==== Records for the exercise

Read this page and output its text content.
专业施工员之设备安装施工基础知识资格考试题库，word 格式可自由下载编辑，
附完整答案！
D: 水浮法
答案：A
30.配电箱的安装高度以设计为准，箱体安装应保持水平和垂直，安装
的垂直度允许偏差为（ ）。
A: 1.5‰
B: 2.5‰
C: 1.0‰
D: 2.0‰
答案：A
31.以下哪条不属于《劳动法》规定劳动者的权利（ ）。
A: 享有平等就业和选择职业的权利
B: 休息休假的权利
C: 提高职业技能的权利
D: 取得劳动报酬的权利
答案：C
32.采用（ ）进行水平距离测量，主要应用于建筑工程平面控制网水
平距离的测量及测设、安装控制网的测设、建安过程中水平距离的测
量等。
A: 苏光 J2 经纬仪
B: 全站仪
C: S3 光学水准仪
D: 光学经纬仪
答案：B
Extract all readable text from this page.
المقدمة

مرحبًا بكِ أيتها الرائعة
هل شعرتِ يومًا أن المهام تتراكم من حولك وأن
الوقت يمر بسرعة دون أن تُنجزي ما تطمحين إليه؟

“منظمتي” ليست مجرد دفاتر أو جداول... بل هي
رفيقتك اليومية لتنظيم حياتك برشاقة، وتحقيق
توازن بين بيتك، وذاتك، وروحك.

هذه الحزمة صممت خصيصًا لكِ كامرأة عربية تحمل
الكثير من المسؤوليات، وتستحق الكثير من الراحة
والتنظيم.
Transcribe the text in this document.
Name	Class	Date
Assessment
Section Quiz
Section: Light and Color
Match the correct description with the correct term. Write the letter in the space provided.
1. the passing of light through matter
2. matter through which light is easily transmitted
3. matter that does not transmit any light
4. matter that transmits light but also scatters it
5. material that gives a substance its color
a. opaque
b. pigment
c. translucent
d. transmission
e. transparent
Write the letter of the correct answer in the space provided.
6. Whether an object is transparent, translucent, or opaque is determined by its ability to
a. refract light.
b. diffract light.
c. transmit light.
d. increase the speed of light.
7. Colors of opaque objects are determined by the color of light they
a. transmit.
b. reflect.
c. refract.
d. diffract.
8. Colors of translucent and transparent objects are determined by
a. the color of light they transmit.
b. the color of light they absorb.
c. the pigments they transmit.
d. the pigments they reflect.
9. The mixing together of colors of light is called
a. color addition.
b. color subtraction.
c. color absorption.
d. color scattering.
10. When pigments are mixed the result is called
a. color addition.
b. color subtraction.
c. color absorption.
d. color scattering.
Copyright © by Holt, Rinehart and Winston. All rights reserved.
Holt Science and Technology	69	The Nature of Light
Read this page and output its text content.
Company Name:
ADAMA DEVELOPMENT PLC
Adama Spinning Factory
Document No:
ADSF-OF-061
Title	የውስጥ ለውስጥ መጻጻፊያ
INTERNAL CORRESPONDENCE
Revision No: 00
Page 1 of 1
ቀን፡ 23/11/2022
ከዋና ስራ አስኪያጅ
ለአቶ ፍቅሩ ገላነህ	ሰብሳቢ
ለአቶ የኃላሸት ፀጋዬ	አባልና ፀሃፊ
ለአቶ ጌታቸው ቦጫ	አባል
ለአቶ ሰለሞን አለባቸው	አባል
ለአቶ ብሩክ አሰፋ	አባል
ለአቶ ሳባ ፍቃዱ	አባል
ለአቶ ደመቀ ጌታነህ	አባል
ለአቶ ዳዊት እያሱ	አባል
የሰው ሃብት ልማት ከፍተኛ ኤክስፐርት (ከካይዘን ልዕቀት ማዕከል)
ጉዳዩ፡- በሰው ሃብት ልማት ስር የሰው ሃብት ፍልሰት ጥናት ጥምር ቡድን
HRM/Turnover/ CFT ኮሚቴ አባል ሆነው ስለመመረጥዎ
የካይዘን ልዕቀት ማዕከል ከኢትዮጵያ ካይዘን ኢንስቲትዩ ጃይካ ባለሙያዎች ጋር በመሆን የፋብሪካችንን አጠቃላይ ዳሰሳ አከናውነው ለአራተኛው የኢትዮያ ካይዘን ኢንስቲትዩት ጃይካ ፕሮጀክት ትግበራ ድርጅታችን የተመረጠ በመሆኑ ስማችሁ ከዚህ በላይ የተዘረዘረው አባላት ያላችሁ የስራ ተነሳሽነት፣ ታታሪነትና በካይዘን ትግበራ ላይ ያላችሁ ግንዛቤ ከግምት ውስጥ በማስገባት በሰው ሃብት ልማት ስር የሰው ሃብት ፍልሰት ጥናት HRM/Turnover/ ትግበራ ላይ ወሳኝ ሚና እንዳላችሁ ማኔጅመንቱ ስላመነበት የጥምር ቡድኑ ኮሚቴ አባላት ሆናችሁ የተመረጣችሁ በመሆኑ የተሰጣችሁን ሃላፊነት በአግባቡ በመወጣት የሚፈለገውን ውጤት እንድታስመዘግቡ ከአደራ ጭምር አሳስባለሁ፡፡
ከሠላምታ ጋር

========

Copy each line of the entries that includes the word "objects".

7. Colors of opaque objects are determined by the color of light they
8. Colors of translucent and transparent objects are determined by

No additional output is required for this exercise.